**PROBLEM REQUIREMENTS**
In full and without deviation, write out the entries that follow.

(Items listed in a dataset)
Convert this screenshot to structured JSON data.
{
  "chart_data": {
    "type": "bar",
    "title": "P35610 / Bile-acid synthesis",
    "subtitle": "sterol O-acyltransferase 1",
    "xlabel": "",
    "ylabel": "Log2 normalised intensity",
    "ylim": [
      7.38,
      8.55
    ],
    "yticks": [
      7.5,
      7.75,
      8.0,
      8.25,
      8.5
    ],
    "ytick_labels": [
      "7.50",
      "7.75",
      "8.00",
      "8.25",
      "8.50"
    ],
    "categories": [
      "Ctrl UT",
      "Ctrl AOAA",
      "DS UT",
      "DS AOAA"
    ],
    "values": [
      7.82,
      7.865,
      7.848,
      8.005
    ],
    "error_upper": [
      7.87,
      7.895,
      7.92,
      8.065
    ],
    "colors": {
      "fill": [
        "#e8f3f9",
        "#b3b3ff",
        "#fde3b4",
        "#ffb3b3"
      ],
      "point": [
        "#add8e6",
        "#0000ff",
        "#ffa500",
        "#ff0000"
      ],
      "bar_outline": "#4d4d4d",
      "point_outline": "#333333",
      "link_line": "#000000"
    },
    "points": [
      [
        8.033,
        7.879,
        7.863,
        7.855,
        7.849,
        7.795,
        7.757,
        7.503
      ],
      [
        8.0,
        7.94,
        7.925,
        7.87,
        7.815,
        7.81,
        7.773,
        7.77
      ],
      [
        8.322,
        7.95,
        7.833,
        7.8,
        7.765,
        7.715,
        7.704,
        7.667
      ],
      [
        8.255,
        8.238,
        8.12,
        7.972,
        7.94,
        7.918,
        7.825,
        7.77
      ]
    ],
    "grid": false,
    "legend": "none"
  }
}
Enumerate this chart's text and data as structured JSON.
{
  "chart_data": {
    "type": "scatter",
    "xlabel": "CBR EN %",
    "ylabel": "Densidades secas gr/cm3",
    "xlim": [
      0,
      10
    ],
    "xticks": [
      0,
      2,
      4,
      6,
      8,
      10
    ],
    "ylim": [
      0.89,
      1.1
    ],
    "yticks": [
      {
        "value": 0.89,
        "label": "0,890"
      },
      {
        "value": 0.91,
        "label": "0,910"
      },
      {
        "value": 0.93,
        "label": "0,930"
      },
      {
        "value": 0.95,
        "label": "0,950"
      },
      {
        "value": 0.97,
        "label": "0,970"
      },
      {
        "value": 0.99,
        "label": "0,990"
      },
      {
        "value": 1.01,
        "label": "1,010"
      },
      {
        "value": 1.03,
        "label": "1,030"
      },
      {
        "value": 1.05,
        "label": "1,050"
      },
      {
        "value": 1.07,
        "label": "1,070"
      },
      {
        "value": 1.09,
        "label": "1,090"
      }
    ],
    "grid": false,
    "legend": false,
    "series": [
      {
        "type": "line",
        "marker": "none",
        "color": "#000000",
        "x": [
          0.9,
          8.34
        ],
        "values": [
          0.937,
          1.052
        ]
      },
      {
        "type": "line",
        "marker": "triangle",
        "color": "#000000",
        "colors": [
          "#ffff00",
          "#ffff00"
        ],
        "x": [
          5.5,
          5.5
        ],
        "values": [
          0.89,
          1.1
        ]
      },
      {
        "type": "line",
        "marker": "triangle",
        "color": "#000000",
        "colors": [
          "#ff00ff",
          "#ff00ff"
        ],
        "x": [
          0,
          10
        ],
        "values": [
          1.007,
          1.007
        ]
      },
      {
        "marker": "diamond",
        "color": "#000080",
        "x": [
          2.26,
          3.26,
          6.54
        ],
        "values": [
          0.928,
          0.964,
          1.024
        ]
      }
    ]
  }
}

**RESULT OF THE TASK**
Convert this screenshot to structured JSON data.
{
  "chart_data": {
    "type": "bar",
    "title": "P35610 / Bile-acid synthesis",
    "subtitle": "sterol O-acyltransferase 1",
    "xlabel": "",
    "ylabel": "Log2 normalised intensity",
    "ylim": [
      7.38,
      8.55
    ],
    "yticks": [
      7.5,
      7.75,
      8.0,
      8.25,
      8.5
    ],
    "ytick_labels": [
      "7.50",
      "7.75",
      "8.00",
      "8.25",
      "8.50"
    ],
    "categories": [
      "Ctrl UT",
      "Ctrl AOAA",
      "DS UT",
      "DS AOAA"
    ],
    "values": [
      7.82,
      7.865,
      7.848,
      8.005
    ],
    "error_upper": [
      7.87,
      7.895,
      7.92,
      8.065
    ],
    "colors": {
      "fill": [
        "#e8f3f9",
        "#b3b3ff",
        "#fde3b4",
        "#ffb3b3"
      ],
      "point": [
        "#add8e6",
        "#0000ff",
        "#ffa500",
        "#ff0000"
      ],
      "bar_outline": "#4d4d4d",
      "point_outline": "#333333",
      "link_line": "#000000"
    },
    "points": [
      [
        8.033,
        7.879,
        7.863,
        7.855,
        7.849,
        7.795,
        7.757,
        7.503
      ],
      [
        8.0,
        7.94,
        7.925,
        7.87,
        7.815,
        7.81,
        7.773,
        7.77
      ],
      [
        8.322,
        7.95,
        7.833,
        7.8,
        7.765,
        7.715,
        7.704,
        7.667
      ],
      [
        8.255,
        8.238,
        8.12,
        7.972,
        7.94,
        7.918,
        7.825,
        7.77
      ]
    ],
    "grid": false,
    "legend": "none"
  }
}
Enumerate this chart's text and data as structured JSON.
{
  "chart_data": {
    "type": "scatter",
    "xlabel": "CBR EN %",
    "ylabel": "Densidades secas gr/cm3",
    "xlim": [
      0,
      10
    ],
    "xticks": [
      0,
      2,
      4,
      6,
      8,
      10
    ],
    "ylim": [
      0.89,
      1.1
    ],
    "yticks": [
      {
        "value": 0.89,
        "label": "0,890"
      },
      {
        "value": 0.91,
        "label": "0,910"
      },
      {
        "value": 0.93,
        "label": "0,930"
      },
      {
        "value": 0.95,
        "label": "0,950"
      },
      {
        "value": 0.97,
        "label": "0,970"
      },
      {
        "value": 0.99,
        "label": "0,990"
      },
      {
        "value": 1.01,
        "label": "1,010"
      },
      {
        "value": 1.03,
        "label": "1,030"
      },
      {
        "value": 1.05,
        "label": "1,050"
      },
      {
        "value": 1.07,
        "label": "1,070"
      },
      {
        "value": 1.09,
        "label": "1,090"
      }
    ],
    "grid": false,
    "legend": false,
    "series": [
      {
        "type": "line",
        "marker": "none",
        "color": "#000000",
        "x": [
          0.9,
          8.34
        ],
        "values": [
          0.937,
          1.052
        ]
      },
      {
        "type": "line",
        "marker": "triangle",
        "color": "#000000",
        "colors": [
          "#ffff00",
          "#ffff00"
        ],
        "x": [
          5.5,
          5.5
        ],
        "values": [
          0.89,
          1.1
        ]
      },
      {
        "type": "line",
        "marker": "triangle",
        "color": "#000000",
        "colors": [
          "#ff00ff",
          "#ff00ff"
        ],
        "x": [
          0,
          10
        ],
        "values": [
          1.007,
          1.007
        ]
      },
      {
        "marker": "diamond",
        "color": "#000080",
        "x": [
          2.26,
          3.26,
          6.54
        ],
        "values": [
          0.928,
          0.964,
          1.024
        ]
      }
    ]
  }
}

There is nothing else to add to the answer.